* [Required action]:
Below are records; copy every line among them that contains the word "Spongiosis".

Records from a collection:
══════════

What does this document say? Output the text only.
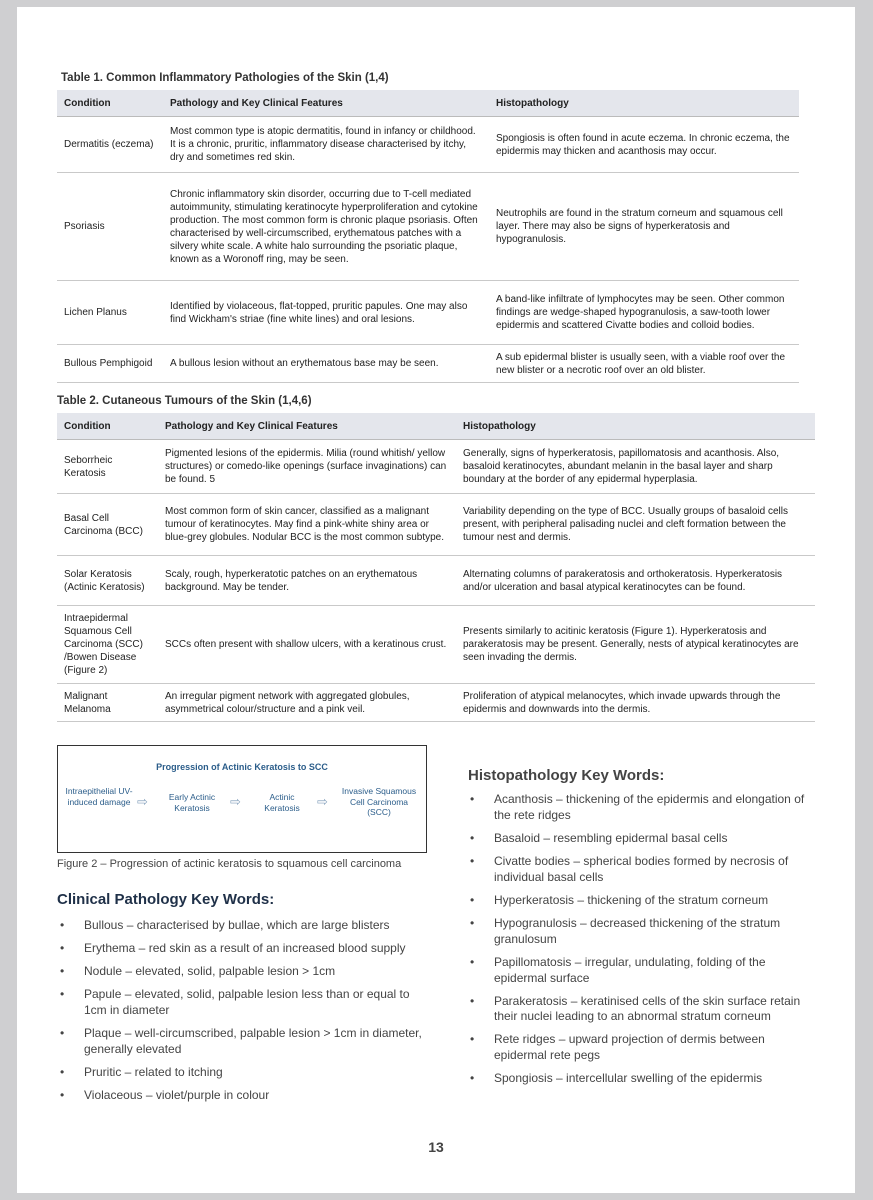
Table 1. Common Inflammatory Pathologies of the Skin (1,4)
Condition	Pathology and Key Clinical Features	Histopathology
Dermatitis (eczema)	Most common type is atopic dermatitis, found in infancy or childhood. It is a chronic, pruritic, inflammatory disease characterised by itchy, dry and sometimes red skin.	Spongiosis is often found in acute eczema. In chronic eczema, the epidermis may thicken and acanthosis may occur.
Psoriasis	Chronic inflammatory skin disorder, occurring due to T-cell mediated autoimmunity, stimulating keratinocyte hyperproliferation and cytokine production. The most common form is chronic plaque psoriasis. Often characterised by well-circumscribed, erythematous patches with a silvery white scale. A white halo surrounding the psoriatic plaque, known as a Woronoff ring, may be seen.	Neutrophils are found in the stratum corneum and squamous cell layer. There may also be signs of hyperkeratosis and hypogranulosis.
Lichen Planus	Identified by violaceous, flat-topped, pruritic papules. One may also find Wickham's striae (fine white lines) and oral lesions.	A band-like infiltrate of lymphocytes may be seen. Other common findings are wedge-shaped hypogranulosis, a saw-tooth lower epidermis and scattered Civatte bodies and colloid bodies.
Bullous Pemphigoid	A bullous lesion without an erythematous base may be seen.	A sub epidermal blister is usually seen, with a viable roof over the new blister or a necrotic roof over an old blister.
Table 2. Cutaneous Tumours of the Skin (1,4,6)
Condition	Pathology and Key Clinical Features	Histopathology
Seborrheic Keratosis	Pigmented lesions of the epidermis. Milia (round whitish/ yellow structures) or comedo-like openings (surface invaginations) can be found. 5	Generally, signs of hyperkeratosis, papillomatosis and acanthosis. Also, basaloid keratinocytes, abundant melanin in the basal layer and sharp boundary at the border of any epidermal hyperplasia.
Basal Cell Carcinoma (BCC)	Most common form of skin cancer, classified as a malignant tumour of keratinocytes. May find a pink-white shiny area or blue-grey globules. Nodular BCC is the most common subtype.	Variability depending on the type of BCC. Usually groups of basaloid cells present, with peripheral palisading nuclei and cleft formation between the tumour nest and dermis.
Solar Keratosis (Actinic Keratosis)	Scaly, rough, hyperkeratotic patches on an erythematous background. May be tender.	Alternating columns of parakeratosis and orthokeratosis. Hyperkeratosis and/or ulceration and basal atypical keratinocytes can be found.
Intraepidermal Squamous Cell Carcinoma (SCC) /Bowen Disease (Figure 2)	SCCs often present with shallow ulcers, with a keratinous crust.	Presents similarly to acitinic keratosis (Figure 1). Hyperkeratosis and parakeratosis may be present. Generally, nests of atypical keratinocytes are seen invading the dermis.
Malignant Melanoma	An irregular pigment network with aggregated globules, asymmetrical colour/structure and a pink veil.	Proliferation of atypical melanocytes, which invade upwards through the epidermis and downwards into the dermis.
Progression of Actinic Keratosis to SCC
Intraepithelial UV-induced damage ⇨	Early Actinic Keratosis	⇨	Actinic Keratosis	⇨
Invasive Squamous Cell Carcinoma (SCC)
Figure 2 – Progression of actinic keratosis to squamous cell carcinoma
Clinical Pathology Key Words:
• Bullous – characterised by bullae, which are large blisters
• Erythema – red skin as a result of an increased blood supply
• Nodule – elevated, solid, palpable lesion > 1cm
• Papule – elevated, solid, palpable lesion less than or equal to 1cm in diameter
• Plaque – well-circumscribed, palpable lesion > 1cm in diameter, generally elevated
• Pruritic – related to itching
• Violaceous – violet/purple in colour
Histopathology Key Words:
• Acanthosis – thickening of the epidermis and elongation of the rete ridges
• Basaloid – resembling epidermal basal cells
• Civatte bodies – spherical bodies formed by necrosis of individual basal cells
• Hyperkeratosis – thickening of the stratum corneum
• Hypogranulosis – decreased thickening of the stratum granulosum
• Papillomatosis – irregular, undulating, folding of the epidermal surface
• Parakeratosis – keratinised cells of the skin surface retain their nuclei leading to an abnormal stratum corneum
• Rete ridges – upward projection of dermis between epidermal rete pegs
• Spongiosis – intercellular swelling of the epidermis
13
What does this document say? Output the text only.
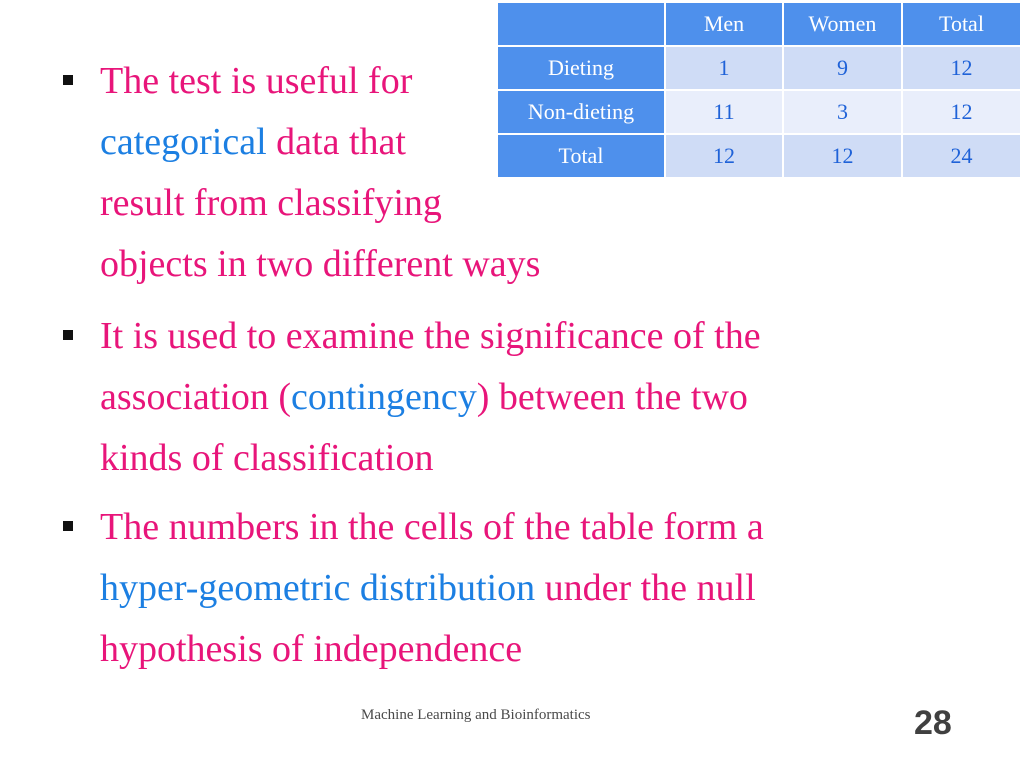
	Men	Women	Total
Dieting	1	9	12
Non-dieting	11	3	12
Total	12	12	24
The test is useful for
categorical data that
result from classifying
objects in two different ways
It is used to examine the significance of the
association (contingency) between the two
kinds of classification
The numbers in the cells of the table form a
hyper-geometric distribution under the null
hypothesis of independence
Machine Learning and Bioinformatics	28
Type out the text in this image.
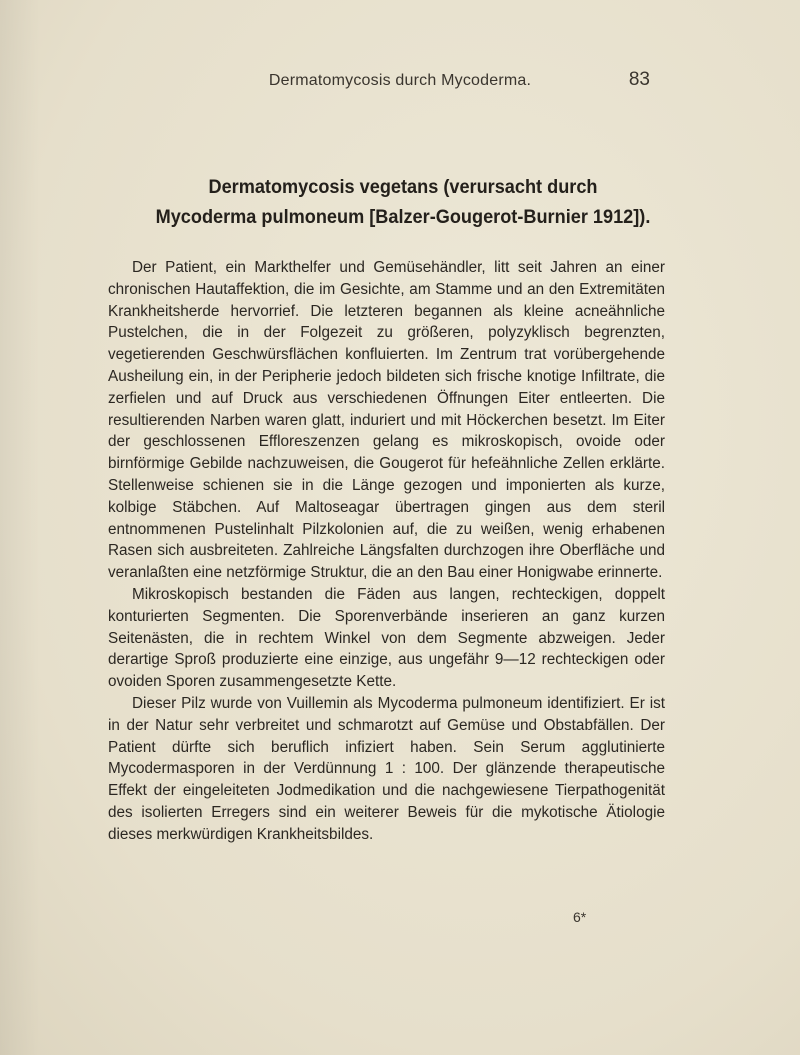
Dermatomycosis durch Mycoderma.	83
Dermatomycosis vegetans (verursacht durch
Mycoderma pulmoneum [Balzer-Gougerot-Burnier 1912]).

Der Patient, ein Markthelfer und Gemüsehändler, litt seit Jahren an einer chronischen Hautaffektion, die im Gesichte, am Stamme und an den Extremitäten Krankheitsherde hervorrief. Die letzteren begannen als kleine acneähnliche Pustelchen, die in der Folgezeit zu größeren, polyzyklisch begrenzten, vegetierenden Geschwürsflächen konfluierten. Im Zentrum trat vorübergehende Ausheilung ein, in der Peripherie jedoch bildeten sich frische knotige Infiltrate, die zerfielen und auf Druck aus verschiedenen Öffnungen Eiter entleerten. Die resultierenden Narben waren glatt, induriert und mit Höckerchen besetzt. Im Eiter der geschlossenen Effloreszenzen gelang es mikroskopisch, ovoide oder birnförmige Gebilde nachzuweisen, die Gougerot für hefeähnliche Zellen erklärte. Stellenweise schienen sie in die Länge gezogen und imponierten als kurze, kolbige Stäbchen. Auf Maltoseagar übertragen gingen aus dem steril entnommenen Pustelinhalt Pilzkolonien auf, die zu weißen, wenig erhabenen Rasen sich ausbreiteten. Zahlreiche Längsfalten durchzogen ihre Oberfläche und veranlaßten eine netzförmige Struktur, die an den Bau einer Honigwabe erinnerte.

Mikroskopisch bestanden die Fäden aus langen, rechteckigen, doppelt konturierten Segmenten. Die Sporenverbände inserieren an ganz kurzen Seitenästen, die in rechtem Winkel von dem Segmente abzweigen. Jeder derartige Sproß produzierte eine einzige, aus ungefähr 9—12 rechteckigen oder ovoiden Sporen zusammengesetzte Kette.

Dieser Pilz wurde von Vuillemin als Mycoderma pulmoneum identifiziert. Er ist in der Natur sehr verbreitet und schmarotzt auf Gemüse und Obstabfällen. Der Patient dürfte sich beruflich infiziert haben. Sein Serum agglutinierte Mycodermasporen in der Verdünnung 1 : 100. Der glänzende therapeutische Effekt der eingeleiteten Jodmedikation und die nachgewiesene Tierpathogenität des isolierten Erregers sind ein weiterer Beweis für die mykotische Ätiologie dieses merkwürdigen Krankheitsbildes.

6*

══════════

* [Solution for this exercise]:
Dermatitis (eczema)	Most common type is atopic dermatitis, found in infancy or childhood. It is a chronic, pruritic, inflammatory disease characterised by itchy, dry and sometimes red skin.	Spongiosis is often found in acute eczema. In chronic eczema, the epidermis may thicken and acanthosis may occur.
• Spongiosis – intercellular swelling of the epidermis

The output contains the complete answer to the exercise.